## [Exercise instructions]
Drop all images and give the records again exactly.

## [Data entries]
<<<<

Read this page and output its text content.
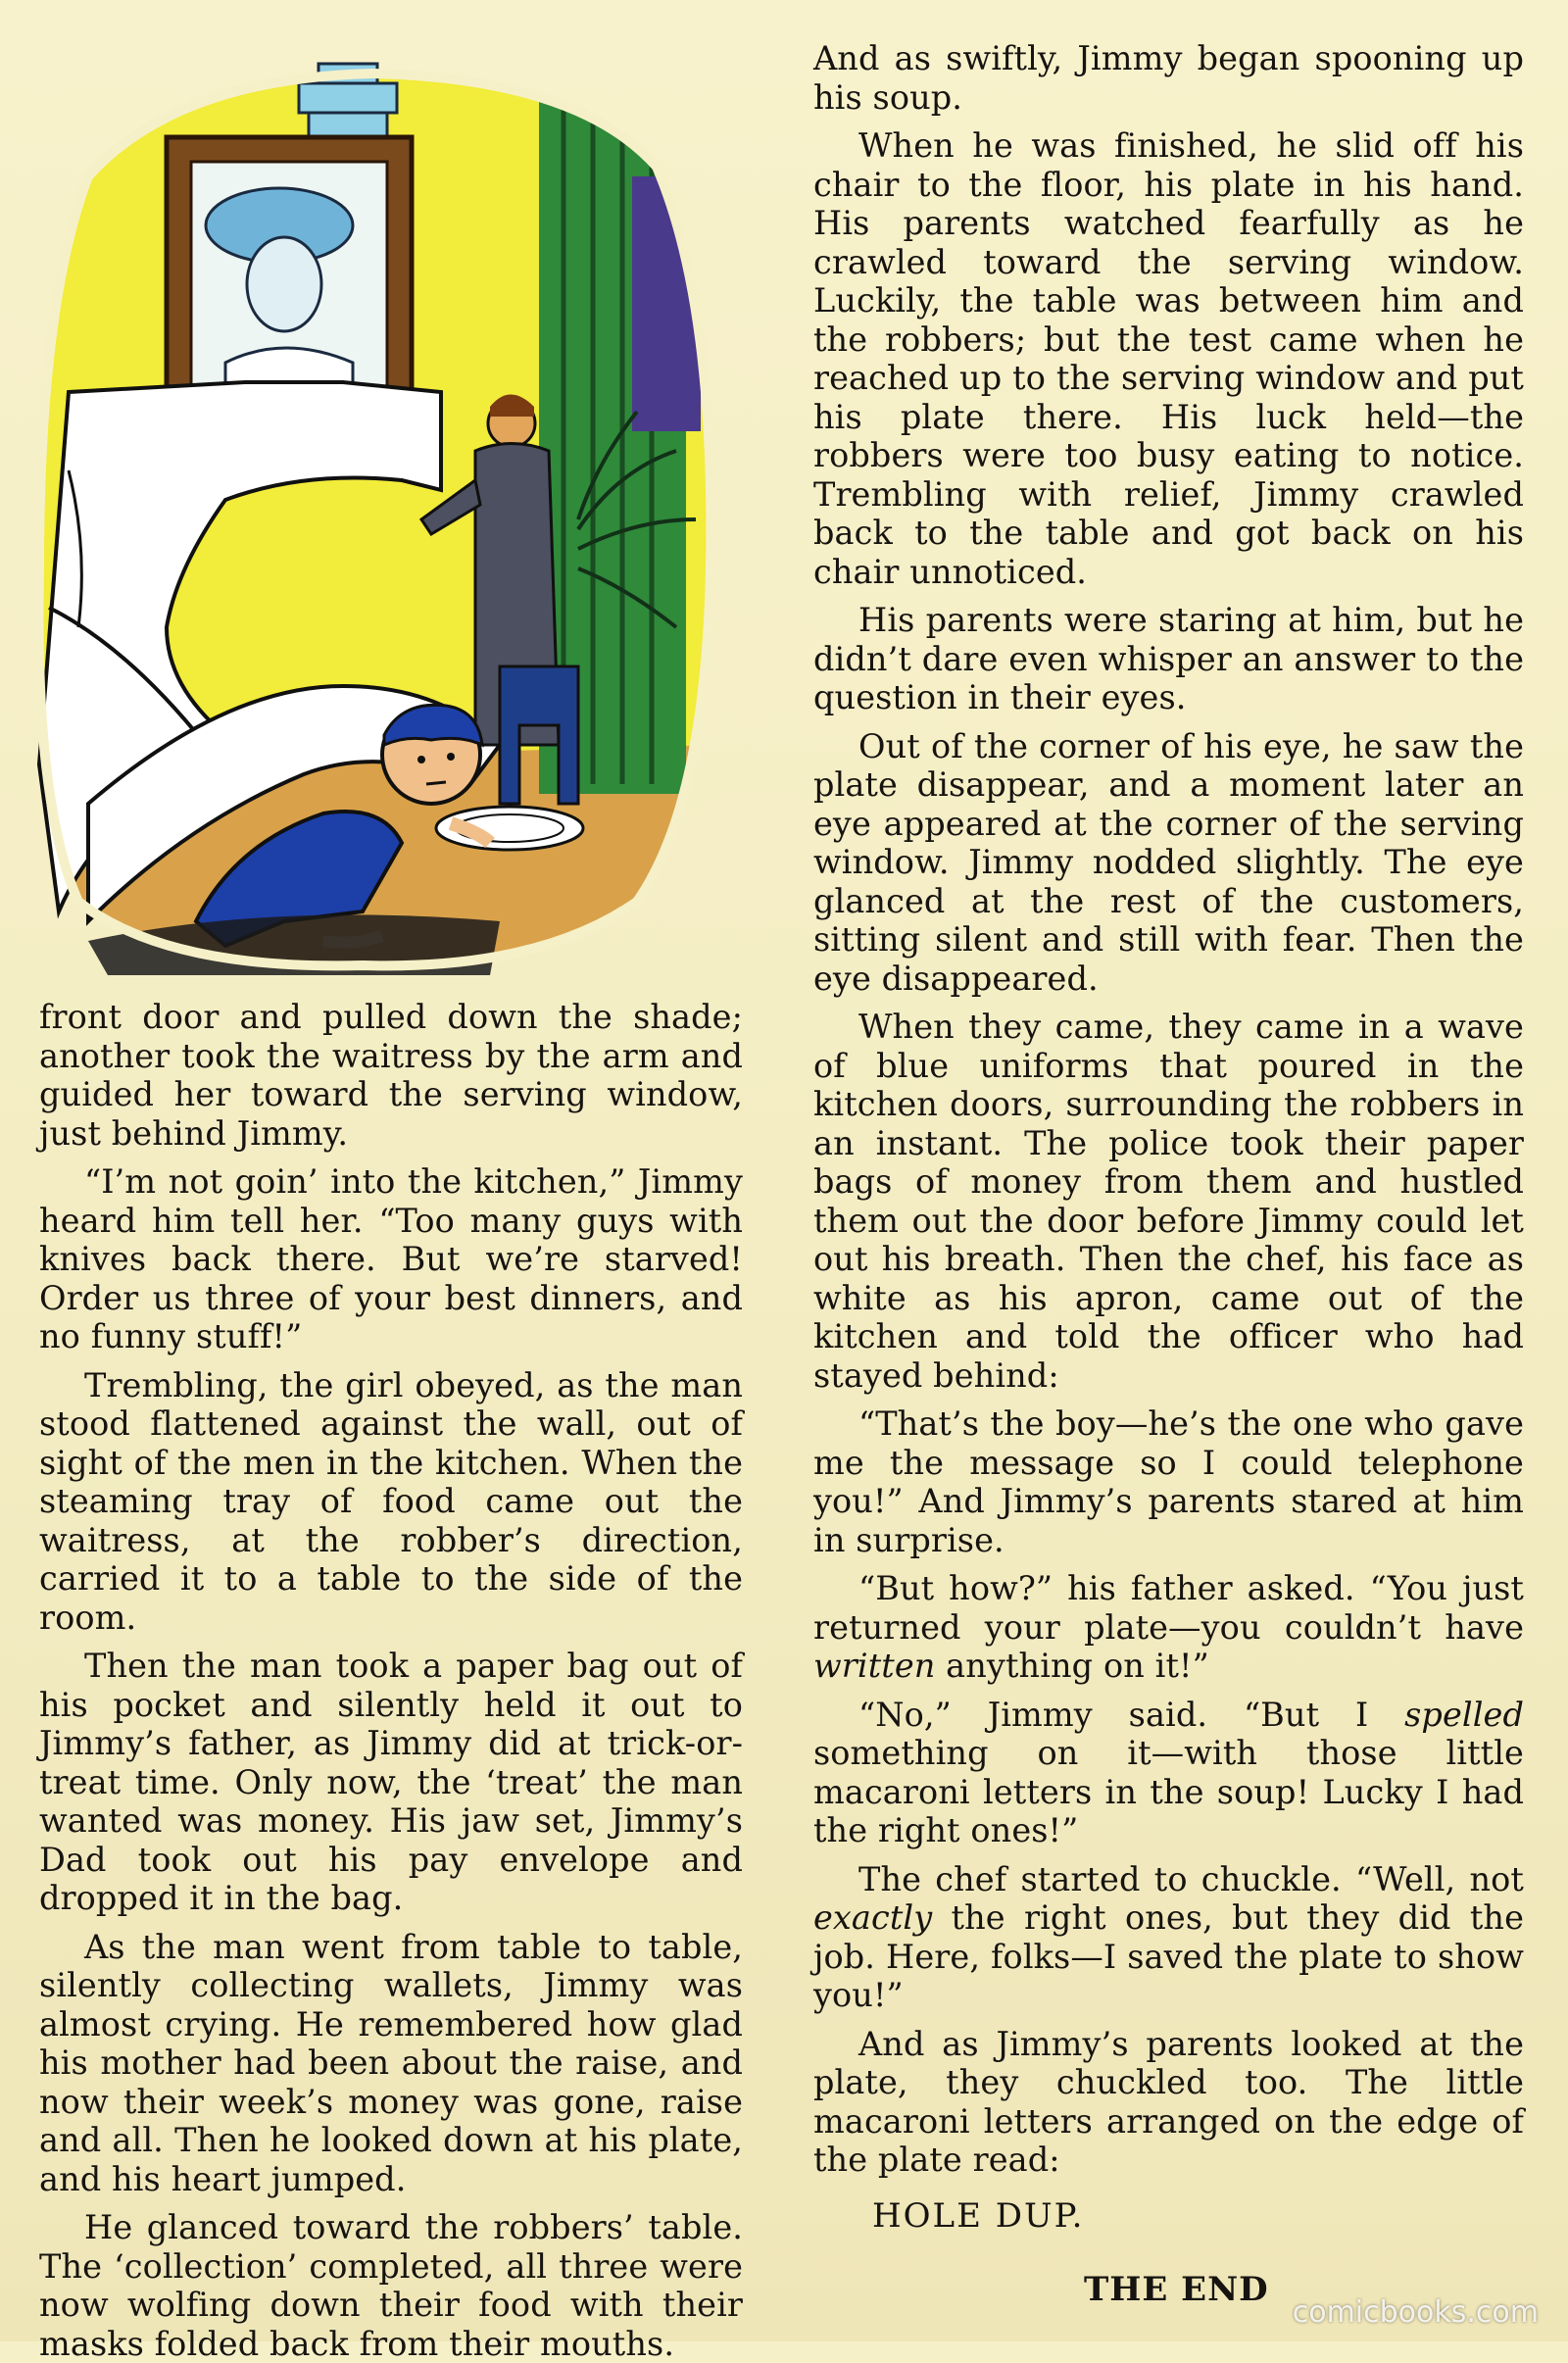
front door and pulled down the shade; another took the waitress by the arm and guided her toward the serving window, just behind Jimmy.

“I’m not goin’ into the kitchen,” Jimmy heard him tell her. “Too many guys with knives back there. But we’re starved! Order us three of your best dinners, and no funny stuff!”

Trembling, the girl obeyed, as the man stood flattened against the wall, out of sight of the men in the kitchen. When the steaming tray of food came out the waitress, at the robber’s direction, carried it to a table to the side of the room.

Then the man took a paper bag out of his pocket and silently held it out to Jimmy’s father, as Jimmy did at trick-or-treat time. Only now, the ‘treat’ the man wanted was money. His jaw set, Jimmy’s Dad took out his pay envelope and dropped it in the bag.

As the man went from table to table, silently collecting wallets, Jimmy was almost crying. He remembered how glad his mother had been about the raise, and now their week’s money was gone, raise and all. Then he looked down at his plate, and his heart jumped.

He glanced toward the robbers’ table. The ‘collection’ completed, all three were now wolfing down their food with their masks folded back from their mouths.

And as swiftly, Jimmy began spooning up his soup.

When he was finished, he slid off his chair to the floor, his plate in his hand. His parents watched fearfully as he crawled toward the serving window. Luckily, the table was between him and the robbers; but the test came when he reached up to the serving window and put his plate there. His luck held—the robbers were too busy eating to notice. Trembling with relief, Jimmy crawled back to the table and got back on his chair unnoticed.

His parents were staring at him, but he didn’t dare even whisper an answer to the question in their eyes.

Out of the corner of his eye, he saw the plate disappear, and a moment later an eye appeared at the corner of the serving window. Jimmy nodded slightly. The eye glanced at the rest of the customers, sitting silent and still with fear. Then the eye disappeared.

When they came, they came in a wave of blue uniforms that poured in the kitchen doors, surrounding the robbers in an instant. The police took their paper bags of money from them and hustled them out the door before Jimmy could let out his breath. Then the chef, his face as white as his apron, came out of the kitchen and told the officer who had stayed behind:

“That’s the boy—he’s the one who gave me the message so I could telephone you!” And Jimmy’s parents stared at him in surprise.

“But how?” his father asked. “You just returned your plate—you couldn’t have written anything on it!”

“No,” Jimmy said. “But I spelled something on it—with those little macaroni letters in the soup! Lucky I had the right ones!”

The chef started to chuckle. “Well, not exactly the right ones, but they did the job. Here, folks—I saved the plate to show you!”

And as Jimmy’s parents looked at the plate, they chuckled too. The little macaroni letters arranged on the edge of the plate read:

HOLE DUP.
THE END
comicbooks.com
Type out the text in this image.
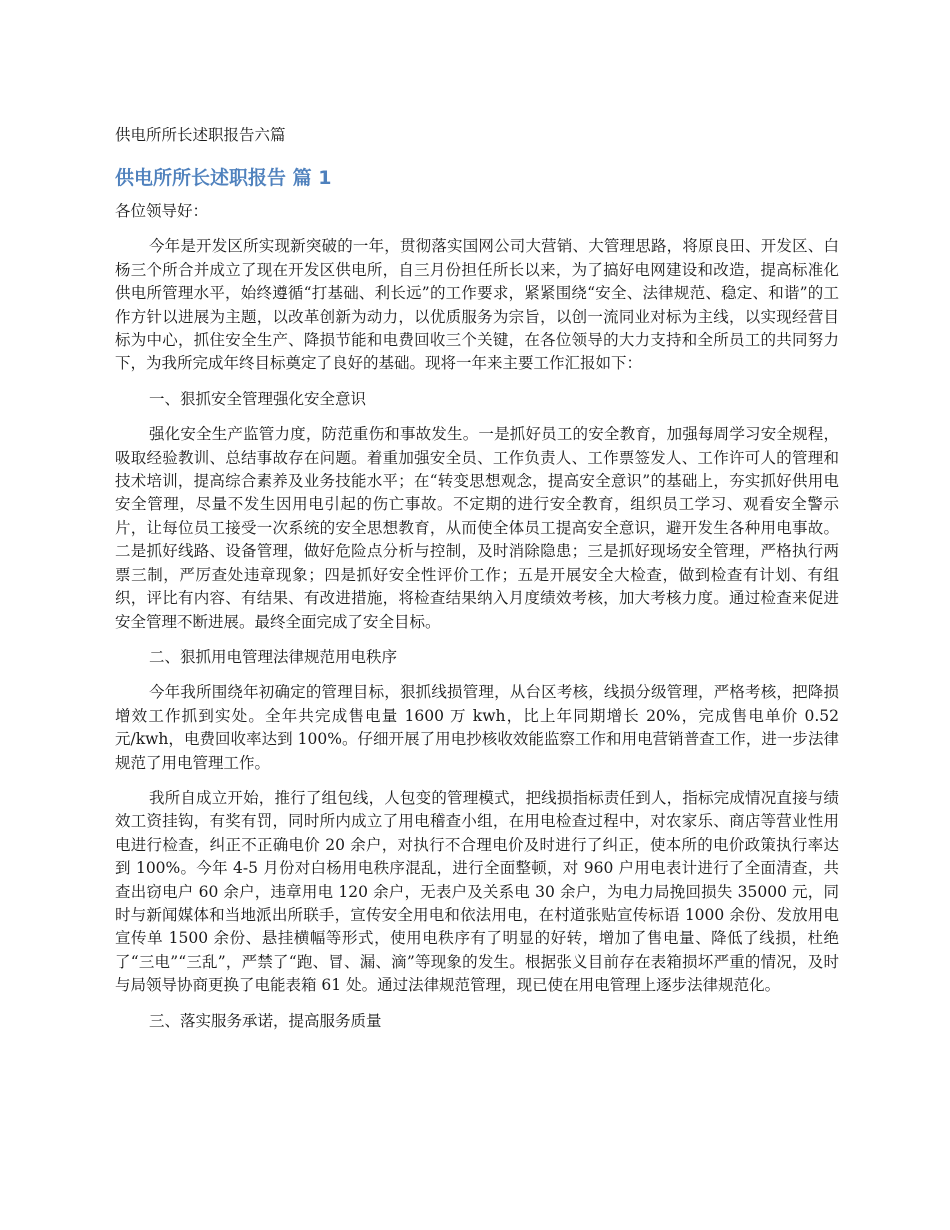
供电所所长述职报告六篇
供电所所长述职报告 篇 1

各位领导好：

今年是开发区所实现新突破的一年，贯彻落实国网公司大营销、大管理思路，将原良田、开发区、白杨三个所合并成立了现在开发区供电所，自三月份担任所长以来，为了搞好电网建设和改造，提高标准化供电所管理水平，始终遵循“打基础、利长远”的工作要求，紧紧围绕“安全、法律规范、稳定、和谐”的工作方针以进展为主题，以改革创新为动力，以优质服务为宗旨，以创一流同业对标为主线，以实现经营目标为中心，抓住安全生产、降损节能和电费回收三个关键，在各位领导的大力支持和全所员工的共同努力下，为我所完成年终目标奠定了良好的基础。现将一年来主要工作汇报如下：

一、狠抓安全管理强化安全意识

强化安全生产监管力度，防范重伤和事故发生。一是抓好员工的安全教育，加强每周学习安全规程，吸取经验教训、总结事故存在问题。着重加强安全员、工作负责人、工作票签发人、工作许可人的管理和技术培训，提高综合素养及业务技能水平；在“转变思想观念，提高安全意识”的基础上，夯实抓好供用电安全管理，尽量不发生因用电引起的伤亡事故。不定期的进行安全教育，组织员工学习、观看安全警示片，让每位员工接受一次系统的安全思想教育，从而使全体员工提高安全意识，避开发生各种用电事故。二是抓好线路、设备管理，做好危险点分析与控制，及时消除隐患；三是抓好现场安全管理，严格执行两票三制，严厉查处违章现象；四是抓好安全性评价工作；五是开展安全大检查，做到检查有计划、有组织，评比有内容、有结果、有改进措施，将检查结果纳入月度绩效考核，加大考核力度。通过检查来促进安全管理不断进展。最终全面完成了安全目标。

二、狠抓用电管理法律规范用电秩序

今年我所围绕年初确定的管理目标，狠抓线损管理，从台区考核，线损分级管理，严格考核，把降损增效工作抓到实处。全年共完成售电量 1600 万 kwh，比上年同期增长 20%，完成售电单价 0.52 元/kwh，电费回收率达到 100%。仔细开展了用电抄核收效能监察工作和用电营销普查工作，进一步法律规范了用电管理工作。

我所自成立开始，推行了组包线，人包变的管理模式，把线损指标责任到人，指标完成情况直接与绩效工资挂钩，有奖有罚，同时所内成立了用电稽查小组，在用电检查过程中，对农家乐、商店等营业性用电进行检查，纠正不正确电价 20 余户，对执行不合理电价及时进行了纠正，使本所的电价政策执行率达到 100%。今年 4-5 月份对白杨用电秩序混乱，进行全面整顿，对 960 户用电表计进行了全面清查，共查出窃电户 60 余户，违章用电 120 余户，无表户及关系电 30 余户，为电力局挽回损失 35000 元，同时与新闻媒体和当地派出所联手，宣传安全用电和依法用电，在村道张贴宣传标语 1000 余份、发放用电宣传单 1500 余份、悬挂横幅等形式，使用电秩序有了明显的好转，增加了售电量、降低了线损，杜绝了“三电”“三乱”，严禁了“跑、冒、漏、滴”等现象的发生。根据张义目前存在表箱损坏严重的情况，及时与局领导协商更换了电能表箱 61 处。通过法律规范管理，现已使在用电管理上逐步法律规范化。

三、落实服务承诺，提高服务质量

>>>>

## [Expected output]
Read this page and output its text content.
front door and pulled down the shade; another took the waitress by the arm and guided her toward the serving window, just behind Jimmy.

“I’m not goin’ into the kitchen,” Jimmy heard him tell her. “Too many guys with knives back there. But we’re starved! Order us three of your best dinners, and no funny stuff!”

Trembling, the girl obeyed, as the man stood flattened against the wall, out of sight of the men in the kitchen. When the steaming tray of food came out the waitress, at the robber’s direction, carried it to a table to the side of the room.

Then the man took a paper bag out of his pocket and silently held it out to Jimmy’s father, as Jimmy did at trick-or-treat time. Only now, the ‘treat’ the man wanted was money. His jaw set, Jimmy’s Dad took out his pay envelope and dropped it in the bag.

As the man went from table to table, silently collecting wallets, Jimmy was almost crying. He remembered how glad his mother had been about the raise, and now their week’s money was gone, raise and all. Then he looked down at his plate, and his heart jumped.

He glanced toward the robbers’ table. The ‘collection’ completed, all three were now wolfing down their food with their masks folded back from their mouths.

And as swiftly, Jimmy began spooning up his soup.

When he was finished, he slid off his chair to the floor, his plate in his hand. His parents watched fearfully as he crawled toward the serving window. Luckily, the table was between him and the robbers; but the test came when he reached up to the serving window and put his plate there. His luck held—the robbers were too busy eating to notice. Trembling with relief, Jimmy crawled back to the table and got back on his chair unnoticed.

His parents were staring at him, but he didn’t dare even whisper an answer to the question in their eyes.

Out of the corner of his eye, he saw the plate disappear, and a moment later an eye appeared at the corner of the serving window. Jimmy nodded slightly. The eye glanced at the rest of the customers, sitting silent and still with fear. Then the eye disappeared.

When they came, they came in a wave of blue uniforms that poured in the kitchen doors, surrounding the robbers in an instant. The police took their paper bags of money from them and hustled them out the door before Jimmy could let out his breath. Then the chef, his face as white as his apron, came out of the kitchen and told the officer who had stayed behind:

“That’s the boy—he’s the one who gave me the message so I could telephone you!” And Jimmy’s parents stared at him in surprise.

“But how?” his father asked. “You just returned your plate—you couldn’t have written anything on it!”

“No,” Jimmy said. “But I spelled something on it—with those little macaroni letters in the soup! Lucky I had the right ones!”

The chef started to chuckle. “Well, not exactly the right ones, but they did the job. Here, folks—I saved the plate to show you!”

And as Jimmy’s parents looked at the plate, they chuckled too. The little macaroni letters arranged on the edge of the plate read:

HOLE DUP.
THE END
comicbooks.com
Type out the text in this image.
供电所所长述职报告六篇
供电所所长述职报告 篇 1

各位领导好：

今年是开发区所实现新突破的一年，贯彻落实国网公司大营销、大管理思路，将原良田、开发区、白杨三个所合并成立了现在开发区供电所，自三月份担任所长以来，为了搞好电网建设和改造，提高标准化供电所管理水平，始终遵循“打基础、利长远”的工作要求，紧紧围绕“安全、法律规范、稳定、和谐”的工作方针以进展为主题，以改革创新为动力，以优质服务为宗旨，以创一流同业对标为主线，以实现经营目标为中心，抓住安全生产、降损节能和电费回收三个关键，在各位领导的大力支持和全所员工的共同努力下，为我所完成年终目标奠定了良好的基础。现将一年来主要工作汇报如下：

一、狠抓安全管理强化安全意识

强化安全生产监管力度，防范重伤和事故发生。一是抓好员工的安全教育，加强每周学习安全规程，吸取经验教训、总结事故存在问题。着重加强安全员、工作负责人、工作票签发人、工作许可人的管理和技术培训，提高综合素养及业务技能水平；在“转变思想观念，提高安全意识”的基础上，夯实抓好供用电安全管理，尽量不发生因用电引起的伤亡事故。不定期的进行安全教育，组织员工学习、观看安全警示片，让每位员工接受一次系统的安全思想教育，从而使全体员工提高安全意识，避开发生各种用电事故。二是抓好线路、设备管理，做好危险点分析与控制，及时消除隐患；三是抓好现场安全管理，严格执行两票三制，严厉查处违章现象；四是抓好安全性评价工作；五是开展安全大检查，做到检查有计划、有组织，评比有内容、有结果、有改进措施，将检查结果纳入月度绩效考核，加大考核力度。通过检查来促进安全管理不断进展。最终全面完成了安全目标。

二、狠抓用电管理法律规范用电秩序

今年我所围绕年初确定的管理目标，狠抓线损管理，从台区考核，线损分级管理，严格考核，把降损增效工作抓到实处。全年共完成售电量 1600 万 kwh，比上年同期增长 20%，完成售电单价 0.52 元/kwh，电费回收率达到 100%。仔细开展了用电抄核收效能监察工作和用电营销普查工作，进一步法律规范了用电管理工作。

我所自成立开始，推行了组包线，人包变的管理模式，把线损指标责任到人，指标完成情况直接与绩效工资挂钩，有奖有罚，同时所内成立了用电稽查小组，在用电检查过程中，对农家乐、商店等营业性用电进行检查，纠正不正确电价 20 余户，对执行不合理电价及时进行了纠正，使本所的电价政策执行率达到 100%。今年 4-5 月份对白杨用电秩序混乱，进行全面整顿，对 960 户用电表计进行了全面清查，共查出窃电户 60 余户，违章用电 120 余户，无表户及关系电 30 余户，为电力局挽回损失 35000 元，同时与新闻媒体和当地派出所联手，宣传安全用电和依法用电，在村道张贴宣传标语 1000 余份、发放用电宣传单 1500 余份、悬挂横幅等形式，使用电秩序有了明显的好转，增加了售电量、降低了线损，杜绝了“三电”“三乱”，严禁了“跑、冒、漏、滴”等现象的发生。根据张义目前存在表箱损坏严重的情况，及时与局领导协商更换了电能表箱 61 处。通过法律规范管理，现已使在用电管理上逐步法律规范化。

三、落实服务承诺，提高服务质量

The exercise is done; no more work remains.